Problem statement: Can you output the material exactly as written, minus any pictures it holds?

Dataset excerpts
>>

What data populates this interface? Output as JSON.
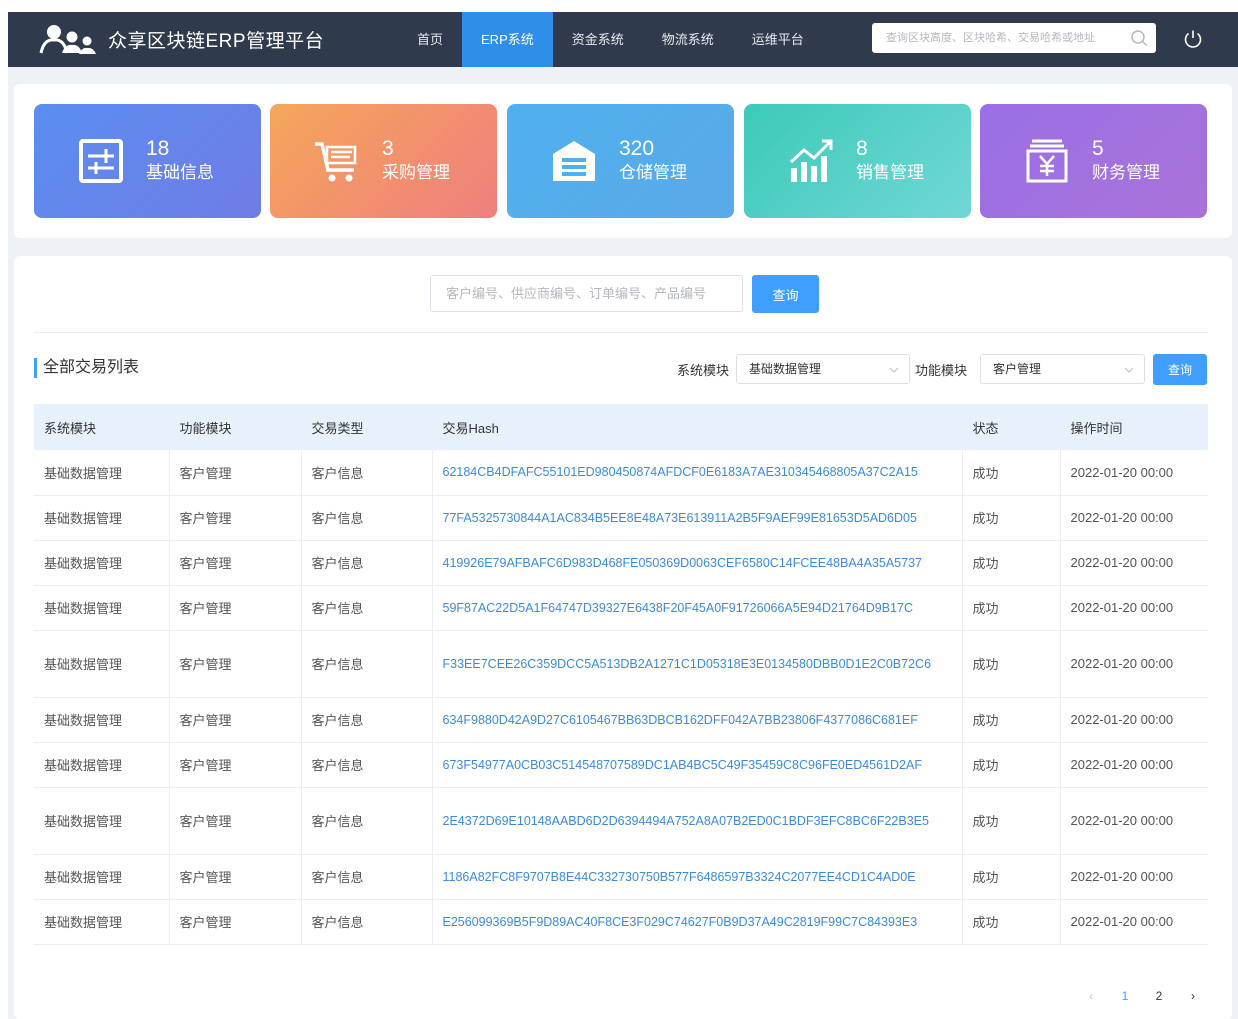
{
  "header": {
    "title": "众享区块链ERP管理平台",
    "nav": [
      {
        "label": "首页",
        "active": false
      },
      {
        "label": "ERP系统",
        "active": true
      },
      {
        "label": "资金系统",
        "active": false
      },
      {
        "label": "物流系统",
        "active": false
      },
      {
        "label": "运维平台",
        "active": false
      }
    ],
    "search_placeholder": "查询区块高度、区块哈希、交易哈希或地址"
  },
  "cards": [
    {
      "count": "18",
      "label": "基础信息",
      "icon": "calculator-icon"
    },
    {
      "count": "3",
      "label": "采购管理",
      "icon": "cart-icon"
    },
    {
      "count": "320",
      "label": "仓储管理",
      "icon": "warehouse-icon"
    },
    {
      "count": "8",
      "label": "销售管理",
      "icon": "sales-chart-icon"
    },
    {
      "count": "5",
      "label": "财务管理",
      "icon": "yen-icon"
    }
  ],
  "query": {
    "placeholder": "客户编号、供应商编号、订单编号、产品编号",
    "button": "查询"
  },
  "list": {
    "title": "全部交易列表",
    "system_label": "系统模块",
    "system_value": "基础数据管理",
    "function_label": "功能模块",
    "function_value": "客户管理",
    "button": "查询"
  },
  "table": {
    "headers": [
      "系统模块",
      "功能模块",
      "交易类型",
      "交易Hash",
      "状态",
      "操作时间"
    ],
    "rows": [
      {
        "sys": "基础数据管理",
        "fn": "客户管理",
        "type": "客户信息",
        "hash": "62184CB4DFAFC55101ED980450874AFDCF0E6183A7AE310345468805A37C2A15",
        "status": "成功",
        "time": "2022-01-20 00:00"
      },
      {
        "sys": "基础数据管理",
        "fn": "客户管理",
        "type": "客户信息",
        "hash": "77FA5325730844A1AC834B5EE8E48A73E613911A2B5F9AEF99E81653D5AD6D05",
        "status": "成功",
        "time": "2022-01-20 00:00"
      },
      {
        "sys": "基础数据管理",
        "fn": "客户管理",
        "type": "客户信息",
        "hash": "419926E79AFBAFC6D983D468FE050369D0063CEF6580C14FCEE48BA4A35A5737",
        "status": "成功",
        "time": "2022-01-20 00:00"
      },
      {
        "sys": "基础数据管理",
        "fn": "客户管理",
        "type": "客户信息",
        "hash": "59F87AC22D5A1F64747D39327E6438F20F45A0F91726066A5E94D21764D9B17C",
        "status": "成功",
        "time": "2022-01-20 00:00"
      },
      {
        "sys": "基础数据管理",
        "fn": "客户管理",
        "type": "客户信息",
        "hash": "F33EE7CEE26C359DCC5A513DB2A1271C1D05318E3E0134580DBB0D1E2C0B72C6",
        "status": "成功",
        "time": "2022-01-20 00:00"
      },
      {
        "sys": "基础数据管理",
        "fn": "客户管理",
        "type": "客户信息",
        "hash": "634F9880D42A9D27C6105467BB63DBCB162DFF042A7BB23806F4377086C681EF",
        "status": "成功",
        "time": "2022-01-20 00:00"
      },
      {
        "sys": "基础数据管理",
        "fn": "客户管理",
        "type": "客户信息",
        "hash": "673F54977A0CB03C514548707589DC1AB4BC5C49F35459C8C96FE0ED4561D2AF",
        "status": "成功",
        "time": "2022-01-20 00:00"
      },
      {
        "sys": "基础数据管理",
        "fn": "客户管理",
        "type": "客户信息",
        "hash": "2E4372D69E10148AABD6D2D6394494A752A8A07B2ED0C1BDF3EFC8BC6F22B3E5",
        "status": "成功",
        "time": "2022-01-20 00:00"
      },
      {
        "sys": "基础数据管理",
        "fn": "客户管理",
        "type": "客户信息",
        "hash": "1186A82FC8F9707B8E44C332730750B577F6486597B3324C2077EE4CD1C4AD0E",
        "status": "成功",
        "time": "2022-01-20 00:00"
      },
      {
        "sys": "基础数据管理",
        "fn": "客户管理",
        "type": "客户信息",
        "hash": "E256099369B5F9D89AC40F8CE3F029C74627F0B9D37A49C2819F99C7C84393E3",
        "status": "成功",
        "time": "2022-01-20 00:00"
      }
    ]
  },
  "pagination": {
    "prev": "‹",
    "pages": [
      "1",
      "2"
    ],
    "current": "1",
    "next": "›"
  },
  "colors": {
    "header_bg": "#2f3b4c",
    "accent": "#409eff",
    "hash_link": "#3b8bdc",
    "table_header_bg": "#e6f1fc"
  }
}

<<

The completed task:
What data populates this interface? Output as JSON.
{
  "header": {
    "title": "众享区块链ERP管理平台",
    "nav": [
      {
        "label": "首页",
        "active": false
      },
      {
        "label": "ERP系统",
        "active": true
      },
      {
        "label": "资金系统",
        "active": false
      },
      {
        "label": "物流系统",
        "active": false
      },
      {
        "label": "运维平台",
        "active": false
      }
    ],
    "search_placeholder": "查询区块高度、区块哈希、交易哈希或地址"
  },
  "cards": [
    {
      "count": "18",
      "label": "基础信息",
      "icon": "calculator-icon"
    },
    {
      "count": "3",
      "label": "采购管理",
      "icon": "cart-icon"
    },
    {
      "count": "320",
      "label": "仓储管理",
      "icon": "warehouse-icon"
    },
    {
      "count": "8",
      "label": "销售管理",
      "icon": "sales-chart-icon"
    },
    {
      "count": "5",
      "label": "财务管理",
      "icon": "yen-icon"
    }
  ],
  "query": {
    "placeholder": "客户编号、供应商编号、订单编号、产品编号",
    "button": "查询"
  },
  "list": {
    "title": "全部交易列表",
    "system_label": "系统模块",
    "system_value": "基础数据管理",
    "function_label": "功能模块",
    "function_value": "客户管理",
    "button": "查询"
  },
  "table": {
    "headers": [
      "系统模块",
      "功能模块",
      "交易类型",
      "交易Hash",
      "状态",
      "操作时间"
    ],
    "rows": [
      {
        "sys": "基础数据管理",
        "fn": "客户管理",
        "type": "客户信息",
        "hash": "62184CB4DFAFC55101ED980450874AFDCF0E6183A7AE310345468805A37C2A15",
        "status": "成功",
        "time": "2022-01-20 00:00"
      },
      {
        "sys": "基础数据管理",
        "fn": "客户管理",
        "type": "客户信息",
        "hash": "77FA5325730844A1AC834B5EE8E48A73E613911A2B5F9AEF99E81653D5AD6D05",
        "status": "成功",
        "time": "2022-01-20 00:00"
      },
      {
        "sys": "基础数据管理",
        "fn": "客户管理",
        "type": "客户信息",
        "hash": "419926E79AFBAFC6D983D468FE050369D0063CEF6580C14FCEE48BA4A35A5737",
        "status": "成功",
        "time": "2022-01-20 00:00"
      },
      {
        "sys": "基础数据管理",
        "fn": "客户管理",
        "type": "客户信息",
        "hash": "59F87AC22D5A1F64747D39327E6438F20F45A0F91726066A5E94D21764D9B17C",
        "status": "成功",
        "time": "2022-01-20 00:00"
      },
      {
        "sys": "基础数据管理",
        "fn": "客户管理",
        "type": "客户信息",
        "hash": "F33EE7CEE26C359DCC5A513DB2A1271C1D05318E3E0134580DBB0D1E2C0B72C6",
        "status": "成功",
        "time": "2022-01-20 00:00"
      },
      {
        "sys": "基础数据管理",
        "fn": "客户管理",
        "type": "客户信息",
        "hash": "634F9880D42A9D27C6105467BB63DBCB162DFF042A7BB23806F4377086C681EF",
        "status": "成功",
        "time": "2022-01-20 00:00"
      },
      {
        "sys": "基础数据管理",
        "fn": "客户管理",
        "type": "客户信息",
        "hash": "673F54977A0CB03C514548707589DC1AB4BC5C49F35459C8C96FE0ED4561D2AF",
        "status": "成功",
        "time": "2022-01-20 00:00"
      },
      {
        "sys": "基础数据管理",
        "fn": "客户管理",
        "type": "客户信息",
        "hash": "2E4372D69E10148AABD6D2D6394494A752A8A07B2ED0C1BDF3EFC8BC6F22B3E5",
        "status": "成功",
        "time": "2022-01-20 00:00"
      },
      {
        "sys": "基础数据管理",
        "fn": "客户管理",
        "type": "客户信息",
        "hash": "1186A82FC8F9707B8E44C332730750B577F6486597B3324C2077EE4CD1C4AD0E",
        "status": "成功",
        "time": "2022-01-20 00:00"
      },
      {
        "sys": "基础数据管理",
        "fn": "客户管理",
        "type": "客户信息",
        "hash": "E256099369B5F9D89AC40F8CE3F029C74627F0B9D37A49C2819F99C7C84393E3",
        "status": "成功",
        "time": "2022-01-20 00:00"
      }
    ]
  },
  "pagination": {
    "prev": "‹",
    "pages": [
      "1",
      "2"
    ],
    "current": "1",
    "next": "›"
  },
  "colors": {
    "header_bg": "#2f3b4c",
    "accent": "#409eff",
    "hash_link": "#3b8bdc",
    "table_header_bg": "#e6f1fc"
  }
}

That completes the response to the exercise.